--- Objective ---
Determine which lines of the records include the word "text", and copy them.
+++
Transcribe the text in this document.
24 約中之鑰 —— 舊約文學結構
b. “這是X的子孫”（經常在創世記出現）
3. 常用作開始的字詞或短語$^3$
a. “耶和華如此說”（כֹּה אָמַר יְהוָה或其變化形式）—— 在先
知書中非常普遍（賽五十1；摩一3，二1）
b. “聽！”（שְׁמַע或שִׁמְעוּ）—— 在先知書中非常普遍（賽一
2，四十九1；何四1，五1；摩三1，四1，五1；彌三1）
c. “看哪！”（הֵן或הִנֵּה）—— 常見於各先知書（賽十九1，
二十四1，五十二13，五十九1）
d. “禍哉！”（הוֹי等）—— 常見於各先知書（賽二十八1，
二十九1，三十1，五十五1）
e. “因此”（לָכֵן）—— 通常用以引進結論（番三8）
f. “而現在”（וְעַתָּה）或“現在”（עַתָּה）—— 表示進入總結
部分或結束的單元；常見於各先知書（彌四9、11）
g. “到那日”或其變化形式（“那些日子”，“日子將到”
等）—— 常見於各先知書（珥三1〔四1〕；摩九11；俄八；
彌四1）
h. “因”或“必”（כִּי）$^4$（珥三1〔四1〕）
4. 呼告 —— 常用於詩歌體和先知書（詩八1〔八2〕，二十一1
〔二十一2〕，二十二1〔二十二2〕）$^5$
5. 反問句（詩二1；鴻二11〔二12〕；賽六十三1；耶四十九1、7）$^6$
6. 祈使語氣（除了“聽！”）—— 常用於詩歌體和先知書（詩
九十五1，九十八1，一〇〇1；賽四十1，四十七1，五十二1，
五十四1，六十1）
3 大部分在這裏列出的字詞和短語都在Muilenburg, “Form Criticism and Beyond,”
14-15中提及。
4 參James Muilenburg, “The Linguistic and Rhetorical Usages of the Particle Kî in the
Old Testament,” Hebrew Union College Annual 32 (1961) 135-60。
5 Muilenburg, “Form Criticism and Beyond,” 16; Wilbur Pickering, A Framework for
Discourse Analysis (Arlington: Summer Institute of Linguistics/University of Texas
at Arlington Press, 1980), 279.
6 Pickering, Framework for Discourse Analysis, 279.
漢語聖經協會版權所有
+++
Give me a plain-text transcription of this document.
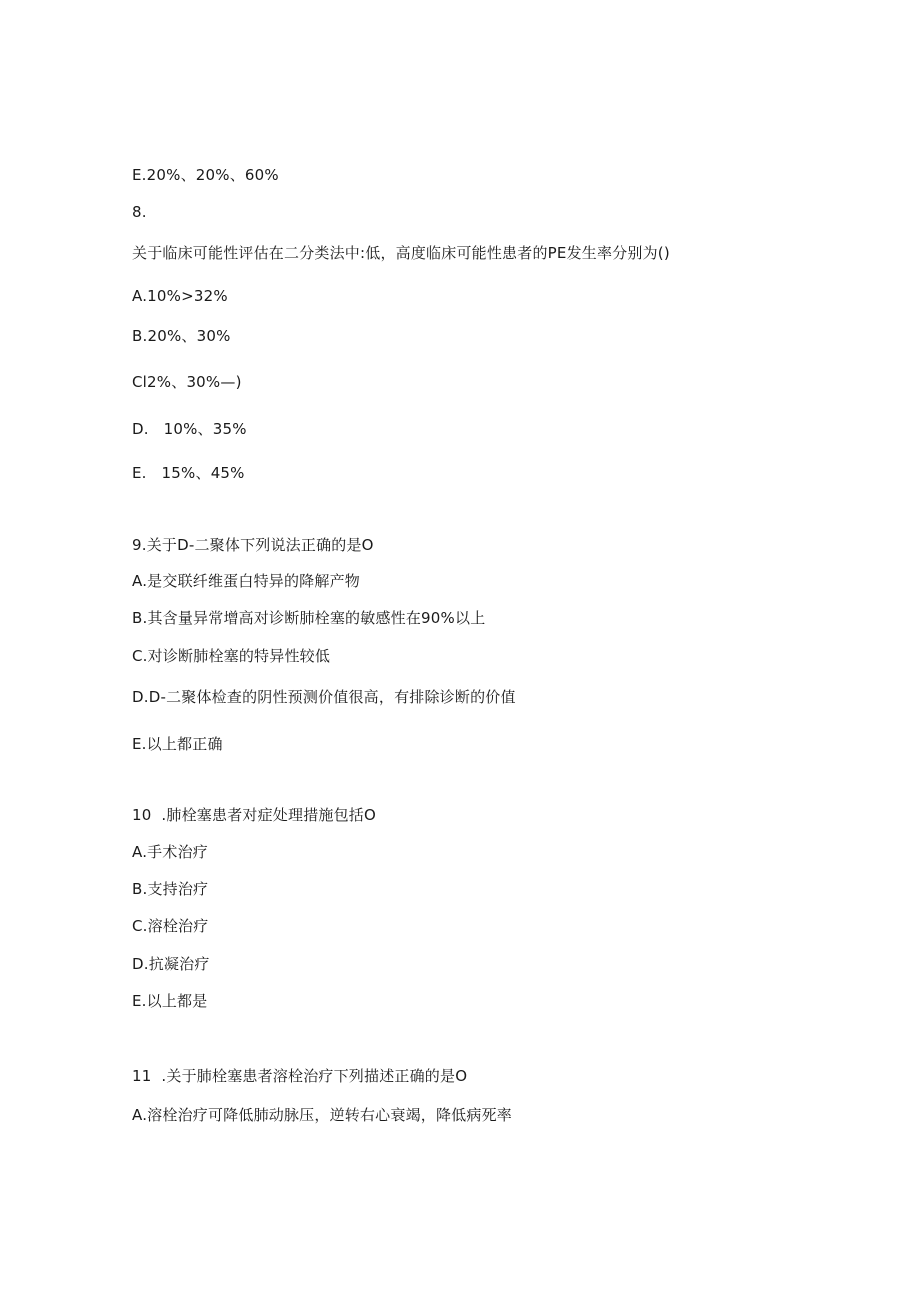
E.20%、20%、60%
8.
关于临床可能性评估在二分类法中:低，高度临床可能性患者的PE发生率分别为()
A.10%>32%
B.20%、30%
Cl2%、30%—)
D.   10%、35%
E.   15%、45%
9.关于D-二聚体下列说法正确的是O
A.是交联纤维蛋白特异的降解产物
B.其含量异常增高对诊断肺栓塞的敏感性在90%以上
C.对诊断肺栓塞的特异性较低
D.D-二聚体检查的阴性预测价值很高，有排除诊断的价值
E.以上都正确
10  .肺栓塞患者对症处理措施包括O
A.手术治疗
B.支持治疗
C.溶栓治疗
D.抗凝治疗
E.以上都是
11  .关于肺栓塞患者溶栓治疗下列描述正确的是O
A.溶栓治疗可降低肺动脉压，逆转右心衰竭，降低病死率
+++
--- Final result ---
Transcribe the text in this document.
Give me a plain-text transcription of this document.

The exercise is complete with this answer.